'''
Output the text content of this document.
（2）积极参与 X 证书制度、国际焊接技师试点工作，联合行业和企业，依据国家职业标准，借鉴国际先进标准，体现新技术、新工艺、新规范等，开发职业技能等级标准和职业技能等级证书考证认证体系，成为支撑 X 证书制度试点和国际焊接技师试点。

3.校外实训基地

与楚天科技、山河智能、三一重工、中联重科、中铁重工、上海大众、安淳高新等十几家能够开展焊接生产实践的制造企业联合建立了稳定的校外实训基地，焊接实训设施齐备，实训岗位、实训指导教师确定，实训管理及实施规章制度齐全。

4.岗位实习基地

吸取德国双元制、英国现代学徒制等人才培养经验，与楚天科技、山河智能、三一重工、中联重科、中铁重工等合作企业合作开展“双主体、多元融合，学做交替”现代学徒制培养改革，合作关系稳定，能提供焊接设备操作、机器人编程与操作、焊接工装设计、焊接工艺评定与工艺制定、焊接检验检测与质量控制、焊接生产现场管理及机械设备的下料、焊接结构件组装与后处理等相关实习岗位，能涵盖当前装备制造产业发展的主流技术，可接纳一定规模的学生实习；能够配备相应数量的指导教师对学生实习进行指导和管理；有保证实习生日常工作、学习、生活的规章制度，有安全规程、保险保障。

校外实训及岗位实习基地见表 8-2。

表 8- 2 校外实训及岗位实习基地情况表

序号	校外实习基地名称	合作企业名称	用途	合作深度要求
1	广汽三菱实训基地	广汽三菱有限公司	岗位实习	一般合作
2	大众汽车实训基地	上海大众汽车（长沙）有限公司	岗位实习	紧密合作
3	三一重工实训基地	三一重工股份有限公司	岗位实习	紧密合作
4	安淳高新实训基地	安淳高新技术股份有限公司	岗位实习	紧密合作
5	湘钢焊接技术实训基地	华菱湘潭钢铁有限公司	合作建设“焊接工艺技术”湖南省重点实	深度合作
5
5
'''
Each line above must be printed exactly as it appears.

SOLUTION TO THIS EXERCISE
Output the text content of this document.
（2）积极参与 X 证书制度、国际焊接技师试点工作，联合行业和企业，依据国家职业标准，借鉴国际先进标准，体现新技术、新工艺、新规范等，开发职业技能等级标准和职业技能等级证书考证认证体系，成为支撑 X 证书制度试点和国际焊接技师试点。

3.校外实训基地

与楚天科技、山河智能、三一重工、中联重科、中铁重工、上海大众、安淳高新等十几家能够开展焊接生产实践的制造企业联合建立了稳定的校外实训基地，焊接实训设施齐备，实训岗位、实训指导教师确定，实训管理及实施规章制度齐全。

4.岗位实习基地

吸取德国双元制、英国现代学徒制等人才培养经验，与楚天科技、山河智能、三一重工、中联重科、中铁重工等合作企业合作开展“双主体、多元融合，学做交替”现代学徒制培养改革，合作关系稳定，能提供焊接设备操作、机器人编程与操作、焊接工装设计、焊接工艺评定与工艺制定、焊接检验检测与质量控制、焊接生产现场管理及机械设备的下料、焊接结构件组装与后处理等相关实习岗位，能涵盖当前装备制造产业发展的主流技术，可接纳一定规模的学生实习；能够配备相应数量的指导教师对学生实习进行指导和管理；有保证实习生日常工作、学习、生活的规章制度，有安全规程、保险保障。

校外实训及岗位实习基地见表 8-2。

表 8- 2 校外实训及岗位实习基地情况表

序号	校外实习基地名称	合作企业名称	用途	合作深度要求
1	广汽三菱实训基地	广汽三菱有限公司	岗位实习	一般合作
2	大众汽车实训基地	上海大众汽车（长沙）有限公司	岗位实习	紧密合作
3	三一重工实训基地	三一重工股份有限公司	岗位实习	紧密合作
4	安淳高新实训基地	安淳高新技术股份有限公司	岗位实习	紧密合作
5	湘钢焊接技术实训基地	华菱湘潭钢铁有限公司	合作建设“焊接工艺技术”湖南省重点实	深度合作
5
5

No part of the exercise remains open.